= Data rows =

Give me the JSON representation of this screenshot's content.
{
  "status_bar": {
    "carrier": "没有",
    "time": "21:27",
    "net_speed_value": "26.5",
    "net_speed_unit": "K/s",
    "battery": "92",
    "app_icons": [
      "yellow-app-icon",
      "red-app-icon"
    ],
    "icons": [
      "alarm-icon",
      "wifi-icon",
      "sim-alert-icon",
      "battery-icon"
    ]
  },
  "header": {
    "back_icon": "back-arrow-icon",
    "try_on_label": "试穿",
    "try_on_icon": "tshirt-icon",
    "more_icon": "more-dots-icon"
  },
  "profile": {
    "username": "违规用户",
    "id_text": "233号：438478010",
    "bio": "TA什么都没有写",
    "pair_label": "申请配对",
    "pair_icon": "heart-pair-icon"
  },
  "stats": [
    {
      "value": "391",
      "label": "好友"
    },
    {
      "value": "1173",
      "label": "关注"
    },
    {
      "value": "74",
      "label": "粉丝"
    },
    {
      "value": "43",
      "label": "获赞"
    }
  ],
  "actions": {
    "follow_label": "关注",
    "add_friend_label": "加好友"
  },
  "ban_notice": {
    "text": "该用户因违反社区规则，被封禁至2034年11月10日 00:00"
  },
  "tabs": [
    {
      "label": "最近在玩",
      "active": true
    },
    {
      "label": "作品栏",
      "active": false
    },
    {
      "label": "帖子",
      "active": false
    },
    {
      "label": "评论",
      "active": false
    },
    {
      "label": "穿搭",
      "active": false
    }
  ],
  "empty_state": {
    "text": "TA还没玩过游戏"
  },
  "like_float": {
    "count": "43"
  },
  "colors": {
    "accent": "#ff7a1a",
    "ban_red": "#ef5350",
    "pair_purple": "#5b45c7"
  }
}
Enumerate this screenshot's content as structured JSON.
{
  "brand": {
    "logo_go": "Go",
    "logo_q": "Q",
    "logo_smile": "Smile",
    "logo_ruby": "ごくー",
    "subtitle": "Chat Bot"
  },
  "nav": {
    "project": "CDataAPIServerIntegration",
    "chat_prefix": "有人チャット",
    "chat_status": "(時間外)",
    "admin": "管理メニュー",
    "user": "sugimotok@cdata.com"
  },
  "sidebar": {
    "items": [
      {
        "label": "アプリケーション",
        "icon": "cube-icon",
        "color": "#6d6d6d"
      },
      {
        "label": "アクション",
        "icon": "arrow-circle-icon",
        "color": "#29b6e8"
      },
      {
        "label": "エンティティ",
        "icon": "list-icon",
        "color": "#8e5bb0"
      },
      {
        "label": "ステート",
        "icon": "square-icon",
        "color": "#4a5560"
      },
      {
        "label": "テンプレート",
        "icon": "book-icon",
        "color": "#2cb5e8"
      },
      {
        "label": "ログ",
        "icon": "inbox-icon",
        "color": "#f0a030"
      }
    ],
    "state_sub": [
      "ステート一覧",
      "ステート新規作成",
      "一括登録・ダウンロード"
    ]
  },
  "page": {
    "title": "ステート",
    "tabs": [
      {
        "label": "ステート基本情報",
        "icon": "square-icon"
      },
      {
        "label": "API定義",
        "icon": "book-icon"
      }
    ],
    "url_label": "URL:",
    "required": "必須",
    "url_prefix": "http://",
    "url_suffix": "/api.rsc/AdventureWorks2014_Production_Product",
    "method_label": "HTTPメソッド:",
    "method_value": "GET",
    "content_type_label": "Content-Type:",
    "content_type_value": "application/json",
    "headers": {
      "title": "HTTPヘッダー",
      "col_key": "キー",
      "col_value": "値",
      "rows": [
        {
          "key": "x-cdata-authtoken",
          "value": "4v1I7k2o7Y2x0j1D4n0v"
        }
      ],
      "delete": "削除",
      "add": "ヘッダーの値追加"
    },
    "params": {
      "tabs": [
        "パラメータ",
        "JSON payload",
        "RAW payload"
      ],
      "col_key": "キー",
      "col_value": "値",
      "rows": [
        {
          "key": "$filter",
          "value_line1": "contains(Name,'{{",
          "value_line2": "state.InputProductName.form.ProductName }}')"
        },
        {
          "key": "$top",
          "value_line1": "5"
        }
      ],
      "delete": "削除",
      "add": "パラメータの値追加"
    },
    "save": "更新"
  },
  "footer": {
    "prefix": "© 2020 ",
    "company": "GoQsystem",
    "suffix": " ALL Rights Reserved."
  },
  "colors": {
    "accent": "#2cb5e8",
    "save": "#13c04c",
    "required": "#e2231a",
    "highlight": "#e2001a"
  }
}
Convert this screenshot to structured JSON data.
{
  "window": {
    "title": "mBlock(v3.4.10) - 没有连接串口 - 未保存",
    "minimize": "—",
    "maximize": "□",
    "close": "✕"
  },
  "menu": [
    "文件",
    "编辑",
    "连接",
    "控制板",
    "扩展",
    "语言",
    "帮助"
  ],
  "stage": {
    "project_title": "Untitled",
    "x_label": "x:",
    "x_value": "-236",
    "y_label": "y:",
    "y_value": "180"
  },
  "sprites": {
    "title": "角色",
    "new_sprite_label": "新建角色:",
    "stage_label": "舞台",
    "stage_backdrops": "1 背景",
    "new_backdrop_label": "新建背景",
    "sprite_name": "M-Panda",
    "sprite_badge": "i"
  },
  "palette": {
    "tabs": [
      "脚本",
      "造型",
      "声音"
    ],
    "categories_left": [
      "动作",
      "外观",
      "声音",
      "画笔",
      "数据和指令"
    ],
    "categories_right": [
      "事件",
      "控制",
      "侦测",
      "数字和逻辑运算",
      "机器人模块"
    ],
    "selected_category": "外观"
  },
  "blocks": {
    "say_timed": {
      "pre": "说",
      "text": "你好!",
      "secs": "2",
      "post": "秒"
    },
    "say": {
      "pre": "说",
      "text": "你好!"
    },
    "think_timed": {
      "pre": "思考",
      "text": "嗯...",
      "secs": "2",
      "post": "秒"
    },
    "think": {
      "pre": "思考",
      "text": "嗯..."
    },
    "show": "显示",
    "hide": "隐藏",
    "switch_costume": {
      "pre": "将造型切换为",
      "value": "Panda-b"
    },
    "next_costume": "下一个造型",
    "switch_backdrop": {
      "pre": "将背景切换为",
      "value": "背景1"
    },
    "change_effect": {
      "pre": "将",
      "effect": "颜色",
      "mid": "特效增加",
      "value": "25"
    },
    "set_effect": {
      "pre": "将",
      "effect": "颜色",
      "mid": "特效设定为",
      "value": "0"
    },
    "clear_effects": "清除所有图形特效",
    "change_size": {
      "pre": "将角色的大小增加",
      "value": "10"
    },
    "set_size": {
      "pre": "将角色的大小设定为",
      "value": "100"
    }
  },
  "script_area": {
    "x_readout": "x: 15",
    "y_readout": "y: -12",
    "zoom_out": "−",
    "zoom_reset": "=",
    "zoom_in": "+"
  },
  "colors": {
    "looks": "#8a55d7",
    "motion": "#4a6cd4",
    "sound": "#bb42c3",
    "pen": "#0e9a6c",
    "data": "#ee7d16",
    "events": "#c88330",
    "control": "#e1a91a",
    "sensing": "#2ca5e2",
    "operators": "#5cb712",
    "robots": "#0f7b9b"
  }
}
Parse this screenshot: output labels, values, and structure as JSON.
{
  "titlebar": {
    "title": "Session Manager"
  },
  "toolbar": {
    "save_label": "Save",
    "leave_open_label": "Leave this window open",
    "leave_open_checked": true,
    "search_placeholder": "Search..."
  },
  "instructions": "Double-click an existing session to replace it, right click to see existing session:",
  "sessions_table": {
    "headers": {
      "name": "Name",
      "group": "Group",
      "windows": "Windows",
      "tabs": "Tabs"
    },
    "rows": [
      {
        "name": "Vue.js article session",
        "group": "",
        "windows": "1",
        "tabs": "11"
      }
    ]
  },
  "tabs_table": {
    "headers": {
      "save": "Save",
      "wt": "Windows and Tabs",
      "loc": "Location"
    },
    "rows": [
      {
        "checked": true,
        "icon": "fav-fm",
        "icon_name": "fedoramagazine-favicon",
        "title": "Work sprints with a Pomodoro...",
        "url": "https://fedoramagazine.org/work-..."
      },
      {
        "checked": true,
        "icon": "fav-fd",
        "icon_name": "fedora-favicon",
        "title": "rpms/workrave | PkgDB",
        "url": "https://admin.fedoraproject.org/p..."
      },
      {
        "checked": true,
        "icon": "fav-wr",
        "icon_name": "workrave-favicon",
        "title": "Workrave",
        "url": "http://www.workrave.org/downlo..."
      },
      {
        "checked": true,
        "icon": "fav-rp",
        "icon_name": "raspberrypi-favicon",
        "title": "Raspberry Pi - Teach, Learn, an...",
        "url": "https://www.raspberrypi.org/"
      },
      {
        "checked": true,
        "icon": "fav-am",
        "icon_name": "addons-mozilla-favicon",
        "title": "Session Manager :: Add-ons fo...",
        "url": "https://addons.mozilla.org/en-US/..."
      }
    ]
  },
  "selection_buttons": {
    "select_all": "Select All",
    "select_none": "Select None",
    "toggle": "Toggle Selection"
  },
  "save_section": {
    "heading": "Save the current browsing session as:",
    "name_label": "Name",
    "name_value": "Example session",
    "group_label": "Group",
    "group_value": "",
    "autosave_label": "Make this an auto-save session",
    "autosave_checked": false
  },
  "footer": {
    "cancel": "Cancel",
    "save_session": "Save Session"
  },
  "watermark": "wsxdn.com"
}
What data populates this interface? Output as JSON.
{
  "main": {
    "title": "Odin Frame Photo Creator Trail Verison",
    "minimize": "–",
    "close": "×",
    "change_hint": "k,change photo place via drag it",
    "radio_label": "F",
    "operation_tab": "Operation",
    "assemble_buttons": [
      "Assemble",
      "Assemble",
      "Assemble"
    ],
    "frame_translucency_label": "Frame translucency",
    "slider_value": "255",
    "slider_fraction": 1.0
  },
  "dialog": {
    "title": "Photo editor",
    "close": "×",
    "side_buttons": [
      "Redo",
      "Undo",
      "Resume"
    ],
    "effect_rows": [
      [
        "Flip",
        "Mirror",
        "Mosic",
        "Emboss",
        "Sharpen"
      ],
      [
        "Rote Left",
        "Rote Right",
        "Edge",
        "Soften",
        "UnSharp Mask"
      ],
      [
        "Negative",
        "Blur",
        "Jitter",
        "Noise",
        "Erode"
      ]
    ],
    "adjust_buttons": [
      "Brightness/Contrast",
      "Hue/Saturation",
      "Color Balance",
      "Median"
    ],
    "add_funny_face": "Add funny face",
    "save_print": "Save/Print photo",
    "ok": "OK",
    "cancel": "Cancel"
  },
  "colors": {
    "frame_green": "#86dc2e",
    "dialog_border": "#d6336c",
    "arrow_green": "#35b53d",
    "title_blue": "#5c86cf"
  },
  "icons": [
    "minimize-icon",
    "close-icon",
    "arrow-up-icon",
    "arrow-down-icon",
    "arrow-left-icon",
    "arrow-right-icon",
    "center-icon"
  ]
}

= Written instruction =
Repeat the line containing "What data populates" and all subsequent lines through the final line of the data, exactly and with no others.

= Output below =
What data populates this interface? Output as JSON.
{
  "main": {
    "title": "Odin Frame Photo Creator Trail Verison",
    "minimize": "–",
    "close": "×",
    "change_hint": "k,change photo place via drag it",
    "radio_label": "F",
    "operation_tab": "Operation",
    "assemble_buttons": [
      "Assemble",
      "Assemble",
      "Assemble"
    ],
    "frame_translucency_label": "Frame translucency",
    "slider_value": "255",
    "slider_fraction": 1.0
  },
  "dialog": {
    "title": "Photo editor",
    "close": "×",
    "side_buttons": [
      "Redo",
      "Undo",
      "Resume"
    ],
    "effect_rows": [
      [
        "Flip",
        "Mirror",
        "Mosic",
        "Emboss",
        "Sharpen"
      ],
      [
        "Rote Left",
        "Rote Right",
        "Edge",
        "Soften",
        "UnSharp Mask"
      ],
      [
        "Negative",
        "Blur",
        "Jitter",
        "Noise",
        "Erode"
      ]
    ],
    "adjust_buttons": [
      "Brightness/Contrast",
      "Hue/Saturation",
      "Color Balance",
      "Median"
    ],
    "add_funny_face": "Add funny face",
    "save_print": "Save/Print photo",
    "ok": "OK",
    "cancel": "Cancel"
  },
  "colors": {
    "frame_green": "#86dc2e",
    "dialog_border": "#d6336c",
    "arrow_green": "#35b53d",
    "title_blue": "#5c86cf"
  },
  "icons": [
    "minimize-icon",
    "close-icon",
    "arrow-up-icon",
    "arrow-down-icon",
    "arrow-left-icon",
    "arrow-right-icon",
    "center-icon"
  ]
}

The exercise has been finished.